Written instruction - Print, exactly and completely, every entry in the data.

▼

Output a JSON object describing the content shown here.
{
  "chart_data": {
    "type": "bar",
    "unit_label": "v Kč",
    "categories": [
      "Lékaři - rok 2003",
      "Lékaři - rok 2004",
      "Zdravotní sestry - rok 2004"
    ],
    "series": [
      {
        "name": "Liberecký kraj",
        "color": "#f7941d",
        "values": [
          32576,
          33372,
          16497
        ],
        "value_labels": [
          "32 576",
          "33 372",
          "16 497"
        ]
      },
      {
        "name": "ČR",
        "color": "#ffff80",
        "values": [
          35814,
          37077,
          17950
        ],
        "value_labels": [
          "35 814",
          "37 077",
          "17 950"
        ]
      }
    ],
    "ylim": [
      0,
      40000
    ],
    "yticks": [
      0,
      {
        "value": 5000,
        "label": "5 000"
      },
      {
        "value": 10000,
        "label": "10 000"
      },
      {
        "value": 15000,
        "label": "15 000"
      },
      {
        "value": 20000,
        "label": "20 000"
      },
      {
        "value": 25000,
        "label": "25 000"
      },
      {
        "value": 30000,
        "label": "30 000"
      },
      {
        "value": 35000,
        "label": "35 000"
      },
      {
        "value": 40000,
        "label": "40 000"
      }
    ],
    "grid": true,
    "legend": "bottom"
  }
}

▲

Task output -
Output a JSON object describing the content shown here.
{
  "chart_data": {
    "type": "bar",
    "unit_label": "v Kč",
    "categories": [
      "Lékaři - rok 2003",
      "Lékaři - rok 2004",
      "Zdravotní sestry - rok 2004"
    ],
    "series": [
      {
        "name": "Liberecký kraj",
        "color": "#f7941d",
        "values": [
          32576,
          33372,
          16497
        ],
        "value_labels": [
          "32 576",
          "33 372",
          "16 497"
        ]
      },
      {
        "name": "ČR",
        "color": "#ffff80",
        "values": [
          35814,
          37077,
          17950
        ],
        "value_labels": [
          "35 814",
          "37 077",
          "17 950"
        ]
      }
    ],
    "ylim": [
      0,
      40000
    ],
    "yticks": [
      0,
      {
        "value": 5000,
        "label": "5 000"
      },
      {
        "value": 10000,
        "label": "10 000"
      },
      {
        "value": 15000,
        "label": "15 000"
      },
      {
        "value": 20000,
        "label": "20 000"
      },
      {
        "value": 25000,
        "label": "25 000"
      },
      {
        "value": 30000,
        "label": "30 000"
      },
      {
        "value": 35000,
        "label": "35 000"
      },
      {
        "value": 40000,
        "label": "40 000"
      }
    ],
    "grid": true,
    "legend": "bottom"
  }
}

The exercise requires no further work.